**Goals**
[1] In the thread on tan(pi/2) versus tanpi(1/2), reproduce the passage that opens with the words containing "[Hans W Borchers]" and closes with "the same result.", changing "result" to "output".
[2] In the thread on tan(pi/2) versus tanpi(1/2), what does William Dunlap say tanpi(1/2) ought to return?

**Document text**
[Rd] Different results for tan(pi/2) and tanpi(1/2)

[Hans W Borchers]

The same argument would hold for tan(pi/2).
I don't say the result 'NaN' is wrong,
but I thought,
tan(pi*x) and tanpi(x) should give the same result.

Hans Werner


On Fri, Sep 9, 2016 at 8:44 PM, William Dunlap <wdunlap at tibco.com> wrote:
> It should be the case that tan(pi*x) != tanpi(x) in many cases - that is why
> it was added.  The limits from below and below of the real function
> tan(pi*x) as x approaches 1/2 are different, +Inf and -Inf, so the limit is
> not well defined.   Hence the computer function tanpi(1/2) ought to return
> Not-a-Number.
>
> Bill Dunlap
> TIBCO Software
> wdunlap tibco.com
>
> On Fri, Sep 9, 2016 at 10:24 AM, Hans W Borchers <hwborchers at gmail.com>
> wrote:
>>
>> As the subject line says, we get different results for tan(pi/2) and
>> tanpi(1/2), though this should not be the case:
>>
>>     > tan(pi/2)

**Data section**

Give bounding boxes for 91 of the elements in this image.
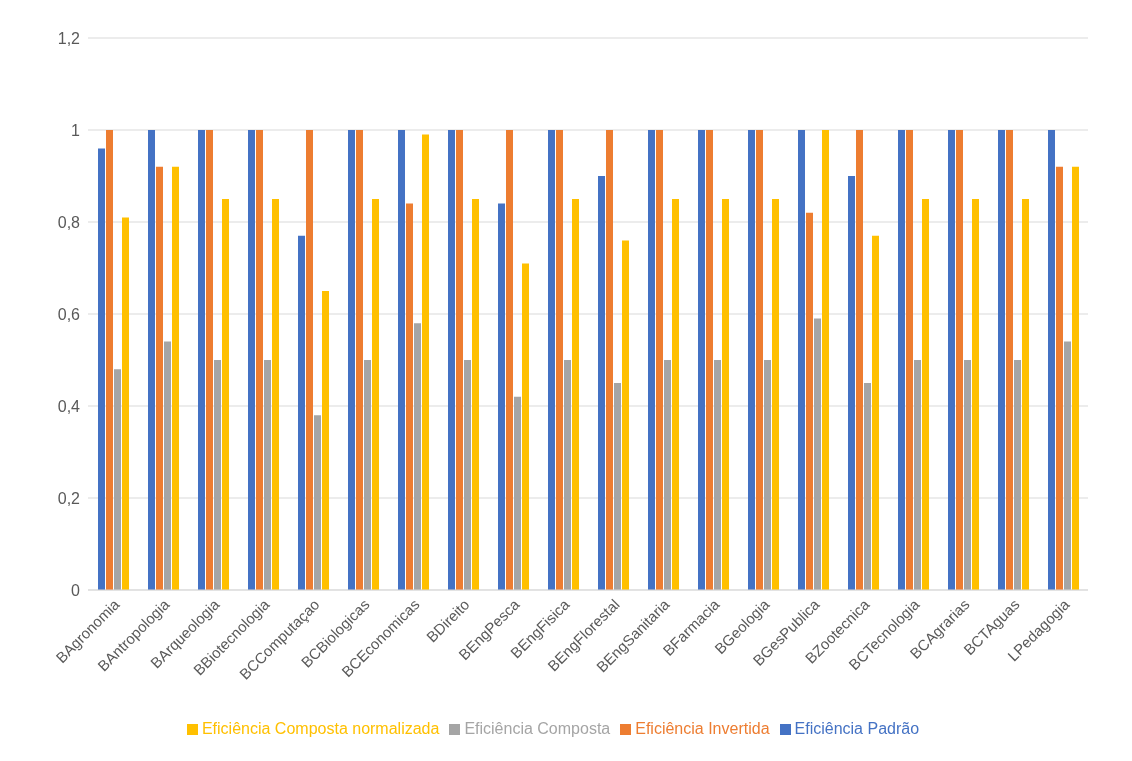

**Answers per task**
[1]
[Hans W Borchers]

The same argument would hold for tan(pi/2).
I don't say the output 'NaN' is wrong,
but I thought,
tan(pi*x) and tanpi(x) should give the same output.

[2] Not-a-Number.